Gather, from the listing beneath this task, every line holding the string "Seconds".
* START DATA FOR THIS EXERCISE *
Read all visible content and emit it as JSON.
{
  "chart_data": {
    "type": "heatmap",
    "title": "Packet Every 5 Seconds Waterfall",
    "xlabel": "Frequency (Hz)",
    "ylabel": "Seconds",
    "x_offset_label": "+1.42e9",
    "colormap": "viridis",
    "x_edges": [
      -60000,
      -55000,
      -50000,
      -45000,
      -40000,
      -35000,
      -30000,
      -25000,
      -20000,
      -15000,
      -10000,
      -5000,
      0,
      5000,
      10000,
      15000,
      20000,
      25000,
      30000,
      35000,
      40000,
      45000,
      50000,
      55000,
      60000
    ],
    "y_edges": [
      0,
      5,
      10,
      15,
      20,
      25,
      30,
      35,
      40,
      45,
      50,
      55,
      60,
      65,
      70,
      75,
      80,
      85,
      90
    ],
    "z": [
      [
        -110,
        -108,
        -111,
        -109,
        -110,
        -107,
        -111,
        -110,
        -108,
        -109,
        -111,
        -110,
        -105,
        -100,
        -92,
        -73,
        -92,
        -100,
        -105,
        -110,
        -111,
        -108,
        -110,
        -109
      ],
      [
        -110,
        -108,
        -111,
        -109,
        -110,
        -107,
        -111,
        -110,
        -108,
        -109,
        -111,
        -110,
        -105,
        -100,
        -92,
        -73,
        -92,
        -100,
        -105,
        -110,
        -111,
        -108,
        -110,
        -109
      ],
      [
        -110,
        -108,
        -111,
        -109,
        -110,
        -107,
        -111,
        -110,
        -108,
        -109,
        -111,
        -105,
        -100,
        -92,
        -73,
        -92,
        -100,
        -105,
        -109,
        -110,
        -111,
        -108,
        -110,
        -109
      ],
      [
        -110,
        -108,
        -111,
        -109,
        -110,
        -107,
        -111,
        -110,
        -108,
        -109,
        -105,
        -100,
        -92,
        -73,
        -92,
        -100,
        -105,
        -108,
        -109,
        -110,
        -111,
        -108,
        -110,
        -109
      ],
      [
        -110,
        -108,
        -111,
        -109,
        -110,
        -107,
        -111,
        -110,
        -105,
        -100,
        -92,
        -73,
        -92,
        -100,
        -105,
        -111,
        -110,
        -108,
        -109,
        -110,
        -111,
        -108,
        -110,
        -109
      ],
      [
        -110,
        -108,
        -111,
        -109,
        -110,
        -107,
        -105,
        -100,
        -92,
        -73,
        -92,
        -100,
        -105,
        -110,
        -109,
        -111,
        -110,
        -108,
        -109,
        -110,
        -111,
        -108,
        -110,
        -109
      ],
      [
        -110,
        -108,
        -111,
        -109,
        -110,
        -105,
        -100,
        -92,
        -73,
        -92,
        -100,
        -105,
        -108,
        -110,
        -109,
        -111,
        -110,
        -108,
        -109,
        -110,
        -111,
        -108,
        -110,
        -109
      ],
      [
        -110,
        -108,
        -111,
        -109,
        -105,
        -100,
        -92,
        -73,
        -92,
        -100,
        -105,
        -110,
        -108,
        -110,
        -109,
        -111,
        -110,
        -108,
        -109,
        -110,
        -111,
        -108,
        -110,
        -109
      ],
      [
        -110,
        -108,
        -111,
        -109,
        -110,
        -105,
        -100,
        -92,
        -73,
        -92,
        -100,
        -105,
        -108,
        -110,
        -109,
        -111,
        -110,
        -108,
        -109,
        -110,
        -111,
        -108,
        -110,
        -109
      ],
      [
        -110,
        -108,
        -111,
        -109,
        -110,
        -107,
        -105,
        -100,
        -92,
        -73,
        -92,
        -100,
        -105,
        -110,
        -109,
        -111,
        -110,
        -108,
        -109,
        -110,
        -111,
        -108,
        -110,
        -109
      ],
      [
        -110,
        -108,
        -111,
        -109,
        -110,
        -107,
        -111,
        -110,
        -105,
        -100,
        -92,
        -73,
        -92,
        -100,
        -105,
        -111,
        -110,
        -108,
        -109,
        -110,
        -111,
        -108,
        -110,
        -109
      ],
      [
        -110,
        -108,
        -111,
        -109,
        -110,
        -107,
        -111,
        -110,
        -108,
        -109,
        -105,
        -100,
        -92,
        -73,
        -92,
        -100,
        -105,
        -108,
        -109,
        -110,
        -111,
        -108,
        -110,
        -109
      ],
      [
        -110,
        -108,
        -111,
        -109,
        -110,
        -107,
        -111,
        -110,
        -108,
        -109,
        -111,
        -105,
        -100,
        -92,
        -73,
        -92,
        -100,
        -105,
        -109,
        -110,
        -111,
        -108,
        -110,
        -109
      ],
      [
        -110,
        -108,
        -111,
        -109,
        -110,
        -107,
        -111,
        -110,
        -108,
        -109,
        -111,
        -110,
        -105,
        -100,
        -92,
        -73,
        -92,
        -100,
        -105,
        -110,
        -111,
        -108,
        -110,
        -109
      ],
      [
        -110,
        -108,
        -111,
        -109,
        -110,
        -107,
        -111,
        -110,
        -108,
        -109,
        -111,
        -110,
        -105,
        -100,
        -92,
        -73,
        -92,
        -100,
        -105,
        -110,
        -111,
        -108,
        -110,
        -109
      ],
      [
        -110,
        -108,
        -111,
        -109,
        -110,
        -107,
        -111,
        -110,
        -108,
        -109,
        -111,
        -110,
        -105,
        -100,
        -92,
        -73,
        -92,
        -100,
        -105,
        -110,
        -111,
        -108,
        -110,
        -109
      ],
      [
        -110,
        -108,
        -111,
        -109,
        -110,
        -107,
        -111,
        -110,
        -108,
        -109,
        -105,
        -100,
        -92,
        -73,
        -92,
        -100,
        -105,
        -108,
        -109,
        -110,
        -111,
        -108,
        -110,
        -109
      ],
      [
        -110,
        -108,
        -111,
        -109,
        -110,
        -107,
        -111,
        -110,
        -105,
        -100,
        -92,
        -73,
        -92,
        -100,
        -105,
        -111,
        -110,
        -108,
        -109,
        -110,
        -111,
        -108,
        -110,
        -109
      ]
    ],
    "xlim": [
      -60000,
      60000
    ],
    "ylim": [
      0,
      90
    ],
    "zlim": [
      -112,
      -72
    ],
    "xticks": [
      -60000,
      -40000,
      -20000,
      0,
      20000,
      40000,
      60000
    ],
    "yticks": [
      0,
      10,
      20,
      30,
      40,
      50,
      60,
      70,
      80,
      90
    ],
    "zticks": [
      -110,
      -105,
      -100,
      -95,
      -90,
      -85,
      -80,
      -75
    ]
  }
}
* END DATA FOR THIS EXERCISE *
## RESULT FOR THIS TASK
    "title": "Packet Every 5 Seconds Waterfall",
    "ylabel": "Seconds",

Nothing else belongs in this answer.